— Begin RECORDED INFORMATION —
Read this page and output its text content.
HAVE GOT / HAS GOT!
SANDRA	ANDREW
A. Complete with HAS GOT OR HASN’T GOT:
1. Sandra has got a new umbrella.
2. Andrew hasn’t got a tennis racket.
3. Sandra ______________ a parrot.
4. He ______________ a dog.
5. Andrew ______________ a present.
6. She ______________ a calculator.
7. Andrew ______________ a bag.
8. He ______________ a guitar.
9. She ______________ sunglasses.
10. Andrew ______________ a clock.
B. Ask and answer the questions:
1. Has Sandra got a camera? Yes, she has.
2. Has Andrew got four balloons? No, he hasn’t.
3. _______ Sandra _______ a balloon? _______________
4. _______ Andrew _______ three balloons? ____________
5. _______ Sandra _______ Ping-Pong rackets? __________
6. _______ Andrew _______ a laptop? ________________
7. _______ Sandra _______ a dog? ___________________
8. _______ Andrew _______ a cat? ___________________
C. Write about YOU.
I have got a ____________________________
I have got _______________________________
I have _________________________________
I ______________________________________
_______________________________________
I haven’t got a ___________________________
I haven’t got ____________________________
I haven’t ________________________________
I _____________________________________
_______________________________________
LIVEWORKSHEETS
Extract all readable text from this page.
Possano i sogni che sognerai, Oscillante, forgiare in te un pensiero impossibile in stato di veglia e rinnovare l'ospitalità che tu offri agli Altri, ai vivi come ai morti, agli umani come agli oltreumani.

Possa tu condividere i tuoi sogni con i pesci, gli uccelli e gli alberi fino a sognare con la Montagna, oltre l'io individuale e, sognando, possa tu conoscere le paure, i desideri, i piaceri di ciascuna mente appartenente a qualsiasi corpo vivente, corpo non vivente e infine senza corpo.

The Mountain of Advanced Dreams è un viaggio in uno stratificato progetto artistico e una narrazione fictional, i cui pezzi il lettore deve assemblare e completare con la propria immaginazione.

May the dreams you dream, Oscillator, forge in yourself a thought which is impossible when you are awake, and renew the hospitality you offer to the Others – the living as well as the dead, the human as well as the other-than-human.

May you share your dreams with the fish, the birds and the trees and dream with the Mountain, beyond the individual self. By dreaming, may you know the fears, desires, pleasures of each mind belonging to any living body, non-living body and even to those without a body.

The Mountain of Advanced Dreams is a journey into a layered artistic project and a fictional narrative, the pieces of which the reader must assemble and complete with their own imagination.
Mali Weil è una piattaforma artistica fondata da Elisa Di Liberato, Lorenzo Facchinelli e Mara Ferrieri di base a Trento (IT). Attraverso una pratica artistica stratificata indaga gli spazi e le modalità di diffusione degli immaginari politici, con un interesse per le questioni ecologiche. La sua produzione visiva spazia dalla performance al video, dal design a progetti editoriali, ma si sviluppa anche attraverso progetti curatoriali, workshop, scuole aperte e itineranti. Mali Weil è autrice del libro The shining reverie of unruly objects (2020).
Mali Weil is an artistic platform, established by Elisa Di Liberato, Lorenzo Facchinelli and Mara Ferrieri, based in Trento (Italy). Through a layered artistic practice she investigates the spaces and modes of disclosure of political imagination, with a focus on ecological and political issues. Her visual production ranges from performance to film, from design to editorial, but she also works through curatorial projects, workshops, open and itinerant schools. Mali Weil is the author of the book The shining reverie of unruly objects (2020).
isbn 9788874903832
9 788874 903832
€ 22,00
— End RECORDED INFORMATION —
_WHAT THE TASK REQUIRES_.
Repeat the material above exactly.

_REPLY_.
Read this page and output its text content.
HAVE GOT / HAS GOT!
SANDRA	ANDREW
A. Complete with HAS GOT OR HASN’T GOT:
1. Sandra has got a new umbrella.
2. Andrew hasn’t got a tennis racket.
3. Sandra ______________ a parrot.
4. He ______________ a dog.
5. Andrew ______________ a present.
6. She ______________ a calculator.
7. Andrew ______________ a bag.
8. He ______________ a guitar.
9. She ______________ sunglasses.
10. Andrew ______________ a clock.
B. Ask and answer the questions:
1. Has Sandra got a camera? Yes, she has.
2. Has Andrew got four balloons? No, he hasn’t.
3. _______ Sandra _______ a balloon? _______________
4. _______ Andrew _______ three balloons? ____________
5. _______ Sandra _______ Ping-Pong rackets? __________
6. _______ Andrew _______ a laptop? ________________
7. _______ Sandra _______ a dog? ___________________
8. _______ Andrew _______ a cat? ___________________
C. Write about YOU.
I have got a ____________________________
I have got _______________________________
I have _________________________________
I ______________________________________
_______________________________________
I haven’t got a ___________________________
I haven’t got ____________________________
I haven’t ________________________________
I _____________________________________
_______________________________________
LIVEWORKSHEETS
Extract all readable text from this page.
Possano i sogni che sognerai, Oscillante, forgiare in te un pensiero impossibile in stato di veglia e rinnovare l'ospitalità che tu offri agli Altri, ai vivi come ai morti, agli umani come agli oltreumani.

Possa tu condividere i tuoi sogni con i pesci, gli uccelli e gli alberi fino a sognare con la Montagna, oltre l'io individuale e, sognando, possa tu conoscere le paure, i desideri, i piaceri di ciascuna mente appartenente a qualsiasi corpo vivente, corpo non vivente e infine senza corpo.

The Mountain of Advanced Dreams è un viaggio in uno stratificato progetto artistico e una narrazione fictional, i cui pezzi il lettore deve assemblare e completare con la propria immaginazione.

May the dreams you dream, Oscillator, forge in yourself a thought which is impossible when you are awake, and renew the hospitality you offer to the Others – the living as well as the dead, the human as well as the other-than-human.

May you share your dreams with the fish, the birds and the trees and dream with the Mountain, beyond the individual self. By dreaming, may you know the fears, desires, pleasures of each mind belonging to any living body, non-living body and even to those without a body.

The Mountain of Advanced Dreams is a journey into a layered artistic project and a fictional narrative, the pieces of which the reader must assemble and complete with their own imagination.
Mali Weil è una piattaforma artistica fondata da Elisa Di Liberato, Lorenzo Facchinelli e Mara Ferrieri di base a Trento (IT). Attraverso una pratica artistica stratificata indaga gli spazi e le modalità di diffusione degli immaginari politici, con un interesse per le questioni ecologiche. La sua produzione visiva spazia dalla performance al video, dal design a progetti editoriali, ma si sviluppa anche attraverso progetti curatoriali, workshop, scuole aperte e itineranti. Mali Weil è autrice del libro The shining reverie of unruly objects (2020).
Mali Weil is an artistic platform, established by Elisa Di Liberato, Lorenzo Facchinelli and Mara Ferrieri, based in Trento (Italy). Through a layered artistic practice she investigates the spaces and modes of disclosure of political imagination, with a focus on ecological and political issues. Her visual production ranges from performance to film, from design to editorial, but she also works through curatorial projects, workshops, open and itinerant schools. Mali Weil is the author of the book The shining reverie of unruly objects (2020).
isbn 9788874903832
9 788874 903832
€ 22,00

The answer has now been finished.